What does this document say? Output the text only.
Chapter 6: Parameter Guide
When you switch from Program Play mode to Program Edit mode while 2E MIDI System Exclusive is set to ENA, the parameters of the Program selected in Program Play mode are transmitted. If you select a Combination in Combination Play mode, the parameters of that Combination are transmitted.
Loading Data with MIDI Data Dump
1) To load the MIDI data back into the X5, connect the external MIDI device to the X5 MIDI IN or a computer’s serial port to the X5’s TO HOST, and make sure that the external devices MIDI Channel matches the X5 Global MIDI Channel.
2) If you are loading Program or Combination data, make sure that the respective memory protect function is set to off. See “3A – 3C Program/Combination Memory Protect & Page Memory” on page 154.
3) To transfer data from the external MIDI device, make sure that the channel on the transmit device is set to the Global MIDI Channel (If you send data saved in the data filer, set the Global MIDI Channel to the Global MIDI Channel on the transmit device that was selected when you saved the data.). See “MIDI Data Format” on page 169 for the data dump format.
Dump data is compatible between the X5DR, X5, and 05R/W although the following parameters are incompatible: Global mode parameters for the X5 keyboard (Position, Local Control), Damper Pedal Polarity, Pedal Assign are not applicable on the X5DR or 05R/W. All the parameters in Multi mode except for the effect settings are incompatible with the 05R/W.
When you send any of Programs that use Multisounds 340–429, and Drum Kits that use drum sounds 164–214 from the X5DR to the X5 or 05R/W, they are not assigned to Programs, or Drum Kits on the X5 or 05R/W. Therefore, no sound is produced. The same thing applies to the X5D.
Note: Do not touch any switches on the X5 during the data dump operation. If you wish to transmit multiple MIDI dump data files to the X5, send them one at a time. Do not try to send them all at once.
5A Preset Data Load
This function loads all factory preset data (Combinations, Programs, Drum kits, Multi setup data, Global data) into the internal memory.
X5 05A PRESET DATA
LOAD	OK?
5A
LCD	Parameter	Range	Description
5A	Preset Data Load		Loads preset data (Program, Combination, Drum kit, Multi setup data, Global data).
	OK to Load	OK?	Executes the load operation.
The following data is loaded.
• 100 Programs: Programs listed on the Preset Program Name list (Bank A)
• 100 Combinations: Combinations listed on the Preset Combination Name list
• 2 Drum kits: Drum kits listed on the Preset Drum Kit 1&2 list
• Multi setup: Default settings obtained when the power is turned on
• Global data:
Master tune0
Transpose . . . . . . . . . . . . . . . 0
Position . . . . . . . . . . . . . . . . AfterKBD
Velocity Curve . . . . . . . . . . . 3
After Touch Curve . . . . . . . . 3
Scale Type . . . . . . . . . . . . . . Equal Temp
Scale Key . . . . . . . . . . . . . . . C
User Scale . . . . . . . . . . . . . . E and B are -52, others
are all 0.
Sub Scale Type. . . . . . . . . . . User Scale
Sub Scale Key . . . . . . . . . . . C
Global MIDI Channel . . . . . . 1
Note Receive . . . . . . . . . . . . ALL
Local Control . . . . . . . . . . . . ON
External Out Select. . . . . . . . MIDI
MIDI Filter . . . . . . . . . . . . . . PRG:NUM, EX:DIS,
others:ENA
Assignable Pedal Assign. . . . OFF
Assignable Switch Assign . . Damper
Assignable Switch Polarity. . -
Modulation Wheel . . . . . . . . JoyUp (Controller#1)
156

■ ■ ■

- **GIVEN PROBLEM**
Return each line in the records that holds the string "with".

- **COMPLETE RESPONSE**
Loading Data with MIDI Data Dump
Dump data is compatible between the X5DR, X5, and 05R/W although the following parameters are incompatible: Global mode parameters for the X5 keyboard (Position, Local Control), Damper Pedal Polarity, Pedal Assign are not applicable on the X5DR or 05R/W. All the parameters in Multi mode except for the effect settings are incompatible with the 05R/W.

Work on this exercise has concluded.